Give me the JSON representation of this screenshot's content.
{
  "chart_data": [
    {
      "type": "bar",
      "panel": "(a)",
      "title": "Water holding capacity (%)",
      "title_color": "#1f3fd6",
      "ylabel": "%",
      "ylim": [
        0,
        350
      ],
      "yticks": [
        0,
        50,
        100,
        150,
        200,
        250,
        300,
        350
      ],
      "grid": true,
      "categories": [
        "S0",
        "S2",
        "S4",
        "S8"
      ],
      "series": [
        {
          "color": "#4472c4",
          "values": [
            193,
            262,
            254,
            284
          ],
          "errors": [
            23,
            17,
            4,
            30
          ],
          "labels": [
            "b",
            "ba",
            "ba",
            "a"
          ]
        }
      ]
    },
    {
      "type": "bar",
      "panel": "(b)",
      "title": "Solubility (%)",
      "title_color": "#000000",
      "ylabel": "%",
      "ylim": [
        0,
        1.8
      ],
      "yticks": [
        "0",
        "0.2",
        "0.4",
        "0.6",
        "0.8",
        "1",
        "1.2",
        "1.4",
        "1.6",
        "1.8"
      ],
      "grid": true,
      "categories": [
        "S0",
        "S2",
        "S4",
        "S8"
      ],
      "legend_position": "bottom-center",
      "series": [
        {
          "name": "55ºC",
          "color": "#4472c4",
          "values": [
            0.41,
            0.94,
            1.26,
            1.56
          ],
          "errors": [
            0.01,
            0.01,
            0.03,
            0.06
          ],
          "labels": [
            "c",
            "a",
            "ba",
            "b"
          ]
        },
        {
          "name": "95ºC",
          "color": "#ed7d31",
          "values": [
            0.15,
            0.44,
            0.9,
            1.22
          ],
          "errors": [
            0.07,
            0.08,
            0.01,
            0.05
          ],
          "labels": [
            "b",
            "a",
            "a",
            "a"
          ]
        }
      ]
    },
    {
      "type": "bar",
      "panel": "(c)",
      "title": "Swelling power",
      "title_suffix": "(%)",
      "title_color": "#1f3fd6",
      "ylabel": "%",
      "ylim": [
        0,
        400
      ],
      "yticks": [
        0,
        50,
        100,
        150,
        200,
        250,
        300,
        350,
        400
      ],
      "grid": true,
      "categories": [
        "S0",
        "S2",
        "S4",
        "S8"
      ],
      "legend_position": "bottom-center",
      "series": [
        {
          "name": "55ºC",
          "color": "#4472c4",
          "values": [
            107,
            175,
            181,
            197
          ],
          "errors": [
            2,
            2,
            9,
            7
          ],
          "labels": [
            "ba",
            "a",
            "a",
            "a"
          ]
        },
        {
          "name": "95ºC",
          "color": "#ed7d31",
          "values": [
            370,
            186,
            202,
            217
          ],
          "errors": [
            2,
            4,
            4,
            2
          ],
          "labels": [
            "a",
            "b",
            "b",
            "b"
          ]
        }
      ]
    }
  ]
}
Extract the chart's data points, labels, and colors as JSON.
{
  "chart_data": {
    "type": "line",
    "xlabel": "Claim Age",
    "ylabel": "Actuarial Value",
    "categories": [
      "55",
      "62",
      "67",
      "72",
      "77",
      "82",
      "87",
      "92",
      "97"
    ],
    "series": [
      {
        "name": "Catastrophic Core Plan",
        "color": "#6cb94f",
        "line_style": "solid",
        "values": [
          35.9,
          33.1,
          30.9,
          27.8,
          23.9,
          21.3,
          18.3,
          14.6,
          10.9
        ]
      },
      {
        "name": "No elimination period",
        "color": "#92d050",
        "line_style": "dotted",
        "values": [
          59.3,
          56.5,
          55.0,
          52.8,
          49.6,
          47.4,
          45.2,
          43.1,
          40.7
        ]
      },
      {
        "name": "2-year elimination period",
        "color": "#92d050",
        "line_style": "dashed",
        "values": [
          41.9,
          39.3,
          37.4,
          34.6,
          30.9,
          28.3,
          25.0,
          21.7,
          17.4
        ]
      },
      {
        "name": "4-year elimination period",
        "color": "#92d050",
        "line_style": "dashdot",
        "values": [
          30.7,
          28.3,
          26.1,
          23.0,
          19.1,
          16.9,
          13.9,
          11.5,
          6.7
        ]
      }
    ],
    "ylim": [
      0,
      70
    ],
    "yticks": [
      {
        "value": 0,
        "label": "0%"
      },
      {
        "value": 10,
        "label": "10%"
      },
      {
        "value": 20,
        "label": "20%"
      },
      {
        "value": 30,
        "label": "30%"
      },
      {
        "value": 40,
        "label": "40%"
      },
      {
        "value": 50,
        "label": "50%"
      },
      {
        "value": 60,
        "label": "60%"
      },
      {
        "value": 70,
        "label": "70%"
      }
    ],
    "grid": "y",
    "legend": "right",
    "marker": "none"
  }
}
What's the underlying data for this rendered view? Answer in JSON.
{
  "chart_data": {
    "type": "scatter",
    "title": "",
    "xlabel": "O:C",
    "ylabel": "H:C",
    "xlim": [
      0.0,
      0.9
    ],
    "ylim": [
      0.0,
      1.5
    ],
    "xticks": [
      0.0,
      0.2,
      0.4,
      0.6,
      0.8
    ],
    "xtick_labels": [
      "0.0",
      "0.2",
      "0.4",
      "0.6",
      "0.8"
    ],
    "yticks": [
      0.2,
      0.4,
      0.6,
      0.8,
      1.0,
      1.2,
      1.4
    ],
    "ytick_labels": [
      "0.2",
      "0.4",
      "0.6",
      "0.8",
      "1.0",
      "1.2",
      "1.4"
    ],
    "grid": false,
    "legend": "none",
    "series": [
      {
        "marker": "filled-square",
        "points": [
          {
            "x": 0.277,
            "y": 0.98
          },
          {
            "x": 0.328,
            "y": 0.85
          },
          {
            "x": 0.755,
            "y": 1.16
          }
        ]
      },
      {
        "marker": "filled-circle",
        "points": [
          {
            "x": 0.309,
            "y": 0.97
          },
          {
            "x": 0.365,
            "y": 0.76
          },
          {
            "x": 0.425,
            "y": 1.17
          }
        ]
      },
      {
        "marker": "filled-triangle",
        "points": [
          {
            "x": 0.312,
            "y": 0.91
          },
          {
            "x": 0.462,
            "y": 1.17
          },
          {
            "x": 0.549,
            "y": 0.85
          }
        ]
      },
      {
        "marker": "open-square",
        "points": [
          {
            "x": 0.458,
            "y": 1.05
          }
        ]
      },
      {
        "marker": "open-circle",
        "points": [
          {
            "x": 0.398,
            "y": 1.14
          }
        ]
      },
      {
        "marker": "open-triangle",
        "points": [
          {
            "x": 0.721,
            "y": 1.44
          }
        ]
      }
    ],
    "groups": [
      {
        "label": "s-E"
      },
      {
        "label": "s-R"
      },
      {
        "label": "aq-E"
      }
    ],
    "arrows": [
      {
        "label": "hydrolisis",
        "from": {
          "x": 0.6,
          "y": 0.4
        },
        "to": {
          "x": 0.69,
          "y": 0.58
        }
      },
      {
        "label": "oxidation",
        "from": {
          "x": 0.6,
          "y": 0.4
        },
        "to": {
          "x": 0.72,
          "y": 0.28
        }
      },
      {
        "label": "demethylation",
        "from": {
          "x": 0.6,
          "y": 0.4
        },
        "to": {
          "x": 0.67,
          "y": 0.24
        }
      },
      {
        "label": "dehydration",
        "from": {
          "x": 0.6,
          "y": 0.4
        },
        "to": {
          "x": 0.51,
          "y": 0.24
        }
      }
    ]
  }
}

__________

### Directions
Write the material out again word for word.

### Exercise solution
Give me the JSON representation of this screenshot's content.
{
  "chart_data": [
    {
      "type": "bar",
      "panel": "(a)",
      "title": "Water holding capacity (%)",
      "title_color": "#1f3fd6",
      "ylabel": "%",
      "ylim": [
        0,
        350
      ],
      "yticks": [
        0,
        50,
        100,
        150,
        200,
        250,
        300,
        350
      ],
      "grid": true,
      "categories": [
        "S0",
        "S2",
        "S4",
        "S8"
      ],
      "series": [
        {
          "color": "#4472c4",
          "values": [
            193,
            262,
            254,
            284
          ],
          "errors": [
            23,
            17,
            4,
            30
          ],
          "labels": [
            "b",
            "ba",
            "ba",
            "a"
          ]
        }
      ]
    },
    {
      "type": "bar",
      "panel": "(b)",
      "title": "Solubility (%)",
      "title_color": "#000000",
      "ylabel": "%",
      "ylim": [
        0,
        1.8
      ],
      "yticks": [
        "0",
        "0.2",
        "0.4",
        "0.6",
        "0.8",
        "1",
        "1.2",
        "1.4",
        "1.6",
        "1.8"
      ],
      "grid": true,
      "categories": [
        "S0",
        "S2",
        "S4",
        "S8"
      ],
      "legend_position": "bottom-center",
      "series": [
        {
          "name": "55ºC",
          "color": "#4472c4",
          "values": [
            0.41,
            0.94,
            1.26,
            1.56
          ],
          "errors": [
            0.01,
            0.01,
            0.03,
            0.06
          ],
          "labels": [
            "c",
            "a",
            "ba",
            "b"
          ]
        },
        {
          "name": "95ºC",
          "color": "#ed7d31",
          "values": [
            0.15,
            0.44,
            0.9,
            1.22
          ],
          "errors": [
            0.07,
            0.08,
            0.01,
            0.05
          ],
          "labels": [
            "b",
            "a",
            "a",
            "a"
          ]
        }
      ]
    },
    {
      "type": "bar",
      "panel": "(c)",
      "title": "Swelling power",
      "title_suffix": "(%)",
      "title_color": "#1f3fd6",
      "ylabel": "%",
      "ylim": [
        0,
        400
      ],
      "yticks": [
        0,
        50,
        100,
        150,
        200,
        250,
        300,
        350,
        400
      ],
      "grid": true,
      "categories": [
        "S0",
        "S2",
        "S4",
        "S8"
      ],
      "legend_position": "bottom-center",
      "series": [
        {
          "name": "55ºC",
          "color": "#4472c4",
          "values": [
            107,
            175,
            181,
            197
          ],
          "errors": [
            2,
            2,
            9,
            7
          ],
          "labels": [
            "ba",
            "a",
            "a",
            "a"
          ]
        },
        {
          "name": "95ºC",
          "color": "#ed7d31",
          "values": [
            370,
            186,
            202,
            217
          ],
          "errors": [
            2,
            4,
            4,
            2
          ],
          "labels": [
            "a",
            "b",
            "b",
            "b"
          ]
        }
      ]
    }
  ]
}
Extract the chart's data points, labels, and colors as JSON.
{
  "chart_data": {
    "type": "line",
    "xlabel": "Claim Age",
    "ylabel": "Actuarial Value",
    "categories": [
      "55",
      "62",
      "67",
      "72",
      "77",
      "82",
      "87",
      "92",
      "97"
    ],
    "series": [
      {
        "name": "Catastrophic Core Plan",
        "color": "#6cb94f",
        "line_style": "solid",
        "values": [
          35.9,
          33.1,
          30.9,
          27.8,
          23.9,
          21.3,
          18.3,
          14.6,
          10.9
        ]
      },
      {
        "name": "No elimination period",
        "color": "#92d050",
        "line_style": "dotted",
        "values": [
          59.3,
          56.5,
          55.0,
          52.8,
          49.6,
          47.4,
          45.2,
          43.1,
          40.7
        ]
      },
      {
        "name": "2-year elimination period",
        "color": "#92d050",
        "line_style": "dashed",
        "values": [
          41.9,
          39.3,
          37.4,
          34.6,
          30.9,
          28.3,
          25.0,
          21.7,
          17.4
        ]
      },
      {
        "name": "4-year elimination period",
        "color": "#92d050",
        "line_style": "dashdot",
        "values": [
          30.7,
          28.3,
          26.1,
          23.0,
          19.1,
          16.9,
          13.9,
          11.5,
          6.7
        ]
      }
    ],
    "ylim": [
      0,
      70
    ],
    "yticks": [
      {
        "value": 0,
        "label": "0%"
      },
      {
        "value": 10,
        "label": "10%"
      },
      {
        "value": 20,
        "label": "20%"
      },
      {
        "value": 30,
        "label": "30%"
      },
      {
        "value": 40,
        "label": "40%"
      },
      {
        "value": 50,
        "label": "50%"
      },
      {
        "value": 60,
        "label": "60%"
      },
      {
        "value": 70,
        "label": "70%"
      }
    ],
    "grid": "y",
    "legend": "right",
    "marker": "none"
  }
}
What's the underlying data for this rendered view? Answer in JSON.
{
  "chart_data": {
    "type": "scatter",
    "title": "",
    "xlabel": "O:C",
    "ylabel": "H:C",
    "xlim": [
      0.0,
      0.9
    ],
    "ylim": [
      0.0,
      1.5
    ],
    "xticks": [
      0.0,
      0.2,
      0.4,
      0.6,
      0.8
    ],
    "xtick_labels": [
      "0.0",
      "0.2",
      "0.4",
      "0.6",
      "0.8"
    ],
    "yticks": [
      0.2,
      0.4,
      0.6,
      0.8,
      1.0,
      1.2,
      1.4
    ],
    "ytick_labels": [
      "0.2",
      "0.4",
      "0.6",
      "0.8",
      "1.0",
      "1.2",
      "1.4"
    ],
    "grid": false,
    "legend": "none",
    "series": [
      {
        "marker": "filled-square",
        "points": [
          {
            "x": 0.277,
            "y": 0.98
          },
          {
            "x": 0.328,
            "y": 0.85
          },
          {
            "x": 0.755,
            "y": 1.16
          }
        ]
      },
      {
        "marker": "filled-circle",
        "points": [
          {
            "x": 0.309,
            "y": 0.97
          },
          {
            "x": 0.365,
            "y": 0.76
          },
          {
            "x": 0.425,
            "y": 1.17
          }
        ]
      },
      {
        "marker": "filled-triangle",
        "points": [
          {
            "x": 0.312,
            "y": 0.91
          },
          {
            "x": 0.462,
            "y": 1.17
          },
          {
            "x": 0.549,
            "y": 0.85
          }
        ]
      },
      {
        "marker": "open-square",
        "points": [
          {
            "x": 0.458,
            "y": 1.05
          }
        ]
      },
      {
        "marker": "open-circle",
        "points": [
          {
            "x": 0.398,
            "y": 1.14
          }
        ]
      },
      {
        "marker": "open-triangle",
        "points": [
          {
            "x": 0.721,
            "y": 1.44
          }
        ]
      }
    ],
    "groups": [
      {
        "label": "s-E"
      },
      {
        "label": "s-R"
      },
      {
        "label": "aq-E"
      }
    ],
    "arrows": [
      {
        "label": "hydrolisis",
        "from": {
          "x": 0.6,
          "y": 0.4
        },
        "to": {
          "x": 0.69,
          "y": 0.58
        }
      },
      {
        "label": "oxidation",
        "from": {
          "x": 0.6,
          "y": 0.4
        },
        "to": {
          "x": 0.72,
          "y": 0.28
        }
      },
      {
        "label": "demethylation",
        "from": {
          "x": 0.6,
          "y": 0.4
        },
        "to": {
          "x": 0.67,
          "y": 0.24
        }
      },
      {
        "label": "dehydration",
        "from": {
          "x": 0.6,
          "y": 0.4
        },
        "to": {
          "x": 0.51,
          "y": 0.24
        }
      }
    ]
  }
}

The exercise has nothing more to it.